• Work instructions: Count how many lines of the data include "上有两个不同的根". The answer is that number and nothing else.

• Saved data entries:
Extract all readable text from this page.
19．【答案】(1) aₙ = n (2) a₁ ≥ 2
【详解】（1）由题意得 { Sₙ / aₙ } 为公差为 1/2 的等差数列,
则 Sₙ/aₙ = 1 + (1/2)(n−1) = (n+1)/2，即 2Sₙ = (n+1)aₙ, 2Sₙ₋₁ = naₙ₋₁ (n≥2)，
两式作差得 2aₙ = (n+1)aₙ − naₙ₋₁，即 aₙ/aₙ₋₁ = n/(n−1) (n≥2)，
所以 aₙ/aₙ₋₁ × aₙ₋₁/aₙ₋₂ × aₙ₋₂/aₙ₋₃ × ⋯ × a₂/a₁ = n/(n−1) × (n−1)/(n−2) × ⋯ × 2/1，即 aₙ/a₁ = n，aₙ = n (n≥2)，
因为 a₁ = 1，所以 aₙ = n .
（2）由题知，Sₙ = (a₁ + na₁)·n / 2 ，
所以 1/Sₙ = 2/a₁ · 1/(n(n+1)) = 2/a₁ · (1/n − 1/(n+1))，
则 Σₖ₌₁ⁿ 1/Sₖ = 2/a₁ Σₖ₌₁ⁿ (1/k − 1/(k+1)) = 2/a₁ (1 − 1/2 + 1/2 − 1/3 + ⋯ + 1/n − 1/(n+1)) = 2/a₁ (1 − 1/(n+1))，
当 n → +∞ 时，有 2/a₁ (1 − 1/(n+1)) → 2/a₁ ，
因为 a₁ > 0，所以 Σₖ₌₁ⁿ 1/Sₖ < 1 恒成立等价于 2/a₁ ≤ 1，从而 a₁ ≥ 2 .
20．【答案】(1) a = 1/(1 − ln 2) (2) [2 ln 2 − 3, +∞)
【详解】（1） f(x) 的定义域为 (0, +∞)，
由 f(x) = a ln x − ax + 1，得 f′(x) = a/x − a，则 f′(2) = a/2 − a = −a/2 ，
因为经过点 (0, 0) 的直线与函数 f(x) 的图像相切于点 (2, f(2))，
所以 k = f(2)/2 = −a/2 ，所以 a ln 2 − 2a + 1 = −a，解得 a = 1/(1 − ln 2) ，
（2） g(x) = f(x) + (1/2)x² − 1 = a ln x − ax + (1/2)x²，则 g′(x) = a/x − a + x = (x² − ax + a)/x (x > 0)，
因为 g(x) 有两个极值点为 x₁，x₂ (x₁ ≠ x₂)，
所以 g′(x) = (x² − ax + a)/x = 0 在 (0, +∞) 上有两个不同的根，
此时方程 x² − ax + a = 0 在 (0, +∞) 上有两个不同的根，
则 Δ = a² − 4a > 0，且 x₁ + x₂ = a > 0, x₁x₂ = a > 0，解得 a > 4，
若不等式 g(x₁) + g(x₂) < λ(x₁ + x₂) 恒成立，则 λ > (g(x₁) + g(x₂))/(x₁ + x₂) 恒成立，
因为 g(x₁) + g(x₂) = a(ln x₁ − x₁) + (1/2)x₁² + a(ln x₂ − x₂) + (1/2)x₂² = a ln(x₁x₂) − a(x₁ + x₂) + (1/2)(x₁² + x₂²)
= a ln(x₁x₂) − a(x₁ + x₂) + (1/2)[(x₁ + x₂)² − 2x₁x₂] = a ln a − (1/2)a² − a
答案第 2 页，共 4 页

• The reply: 2